> _Problem requirements_
Give the number of lines that hold the string "reverse". Nothing else is needed.

> _Available data_
_____
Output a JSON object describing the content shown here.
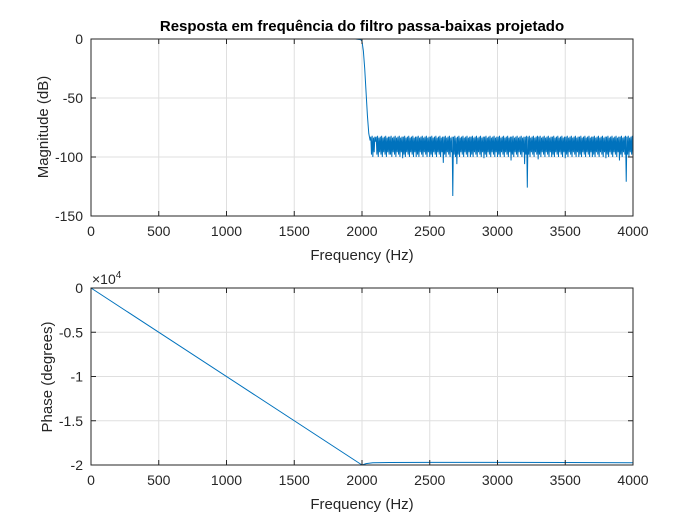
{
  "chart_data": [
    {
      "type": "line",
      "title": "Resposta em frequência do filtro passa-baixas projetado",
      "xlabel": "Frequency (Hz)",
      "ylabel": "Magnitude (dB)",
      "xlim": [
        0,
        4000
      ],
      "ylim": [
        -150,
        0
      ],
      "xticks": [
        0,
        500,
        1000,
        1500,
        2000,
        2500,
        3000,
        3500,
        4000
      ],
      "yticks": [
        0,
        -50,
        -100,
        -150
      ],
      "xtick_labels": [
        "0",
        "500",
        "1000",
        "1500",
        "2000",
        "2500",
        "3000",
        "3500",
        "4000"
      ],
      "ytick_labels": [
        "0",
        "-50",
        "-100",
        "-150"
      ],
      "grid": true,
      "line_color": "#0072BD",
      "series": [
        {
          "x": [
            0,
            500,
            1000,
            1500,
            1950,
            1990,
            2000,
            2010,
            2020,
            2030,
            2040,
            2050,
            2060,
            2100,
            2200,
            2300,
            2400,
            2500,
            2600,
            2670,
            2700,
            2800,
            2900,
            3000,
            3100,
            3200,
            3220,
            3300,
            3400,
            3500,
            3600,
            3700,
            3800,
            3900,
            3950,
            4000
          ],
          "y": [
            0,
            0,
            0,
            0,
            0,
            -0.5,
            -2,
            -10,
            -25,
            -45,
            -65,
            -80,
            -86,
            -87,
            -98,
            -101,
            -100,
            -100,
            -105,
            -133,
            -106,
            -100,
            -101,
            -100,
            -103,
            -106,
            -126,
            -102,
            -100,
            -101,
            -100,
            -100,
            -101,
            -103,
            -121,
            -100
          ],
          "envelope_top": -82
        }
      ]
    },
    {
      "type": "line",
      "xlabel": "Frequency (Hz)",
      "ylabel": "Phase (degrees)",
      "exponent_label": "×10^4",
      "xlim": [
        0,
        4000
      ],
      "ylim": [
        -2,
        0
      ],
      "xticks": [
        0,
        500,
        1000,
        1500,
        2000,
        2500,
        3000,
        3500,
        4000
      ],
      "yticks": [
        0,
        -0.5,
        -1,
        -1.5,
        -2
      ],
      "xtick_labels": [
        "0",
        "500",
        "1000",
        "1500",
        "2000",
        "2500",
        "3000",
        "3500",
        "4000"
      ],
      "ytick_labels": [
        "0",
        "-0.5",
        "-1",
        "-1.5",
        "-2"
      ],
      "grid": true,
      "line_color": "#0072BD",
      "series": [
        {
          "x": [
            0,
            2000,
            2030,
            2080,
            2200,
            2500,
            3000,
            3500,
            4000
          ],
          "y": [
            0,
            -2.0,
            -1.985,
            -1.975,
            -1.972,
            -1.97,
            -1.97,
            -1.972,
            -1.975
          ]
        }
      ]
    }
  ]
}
_____
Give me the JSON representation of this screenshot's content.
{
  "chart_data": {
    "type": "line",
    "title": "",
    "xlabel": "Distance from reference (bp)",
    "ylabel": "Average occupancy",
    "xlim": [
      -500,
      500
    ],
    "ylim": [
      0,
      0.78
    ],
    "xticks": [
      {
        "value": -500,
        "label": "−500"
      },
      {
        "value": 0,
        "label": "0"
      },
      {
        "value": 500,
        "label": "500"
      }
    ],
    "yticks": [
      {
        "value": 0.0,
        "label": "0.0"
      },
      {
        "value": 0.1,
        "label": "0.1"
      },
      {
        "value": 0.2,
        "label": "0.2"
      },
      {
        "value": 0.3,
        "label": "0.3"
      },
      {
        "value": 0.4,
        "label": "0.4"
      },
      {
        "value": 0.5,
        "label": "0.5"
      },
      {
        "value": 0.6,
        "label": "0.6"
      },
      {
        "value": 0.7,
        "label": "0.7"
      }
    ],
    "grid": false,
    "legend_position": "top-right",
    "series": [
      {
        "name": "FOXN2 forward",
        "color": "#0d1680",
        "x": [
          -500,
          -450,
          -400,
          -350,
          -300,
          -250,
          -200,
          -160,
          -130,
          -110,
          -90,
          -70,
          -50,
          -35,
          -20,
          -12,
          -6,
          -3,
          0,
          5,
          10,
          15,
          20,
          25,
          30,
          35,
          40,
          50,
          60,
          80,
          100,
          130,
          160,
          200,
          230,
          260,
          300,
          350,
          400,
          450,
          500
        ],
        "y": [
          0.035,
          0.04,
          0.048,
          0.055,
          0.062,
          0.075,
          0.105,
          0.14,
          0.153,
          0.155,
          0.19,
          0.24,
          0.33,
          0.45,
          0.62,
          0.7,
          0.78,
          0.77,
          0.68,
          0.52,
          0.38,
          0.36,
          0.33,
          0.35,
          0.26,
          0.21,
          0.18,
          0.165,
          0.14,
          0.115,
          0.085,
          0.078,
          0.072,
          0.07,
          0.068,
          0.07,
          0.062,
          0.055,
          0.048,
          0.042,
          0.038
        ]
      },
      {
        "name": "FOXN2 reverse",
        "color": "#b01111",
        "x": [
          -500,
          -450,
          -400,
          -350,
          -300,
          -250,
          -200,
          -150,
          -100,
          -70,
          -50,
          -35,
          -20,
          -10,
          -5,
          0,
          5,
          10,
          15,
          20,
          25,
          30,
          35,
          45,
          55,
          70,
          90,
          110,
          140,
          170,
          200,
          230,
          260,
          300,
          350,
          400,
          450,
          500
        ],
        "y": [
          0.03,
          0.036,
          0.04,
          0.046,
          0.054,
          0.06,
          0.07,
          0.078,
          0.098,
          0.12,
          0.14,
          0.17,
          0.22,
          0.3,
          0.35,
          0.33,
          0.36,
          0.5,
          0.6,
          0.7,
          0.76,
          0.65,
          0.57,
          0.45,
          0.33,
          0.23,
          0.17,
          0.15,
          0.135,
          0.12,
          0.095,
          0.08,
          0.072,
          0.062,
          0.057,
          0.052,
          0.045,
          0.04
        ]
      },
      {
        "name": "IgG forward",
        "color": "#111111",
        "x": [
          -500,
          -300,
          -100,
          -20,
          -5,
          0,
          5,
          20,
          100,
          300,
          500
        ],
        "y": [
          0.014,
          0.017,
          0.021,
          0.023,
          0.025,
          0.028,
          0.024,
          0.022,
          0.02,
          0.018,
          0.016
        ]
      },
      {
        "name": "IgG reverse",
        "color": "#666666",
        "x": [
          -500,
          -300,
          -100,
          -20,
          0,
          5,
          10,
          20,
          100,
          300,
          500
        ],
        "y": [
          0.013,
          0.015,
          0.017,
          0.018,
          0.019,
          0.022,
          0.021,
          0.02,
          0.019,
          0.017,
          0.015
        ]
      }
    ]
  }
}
_____
> _Output of the task_
2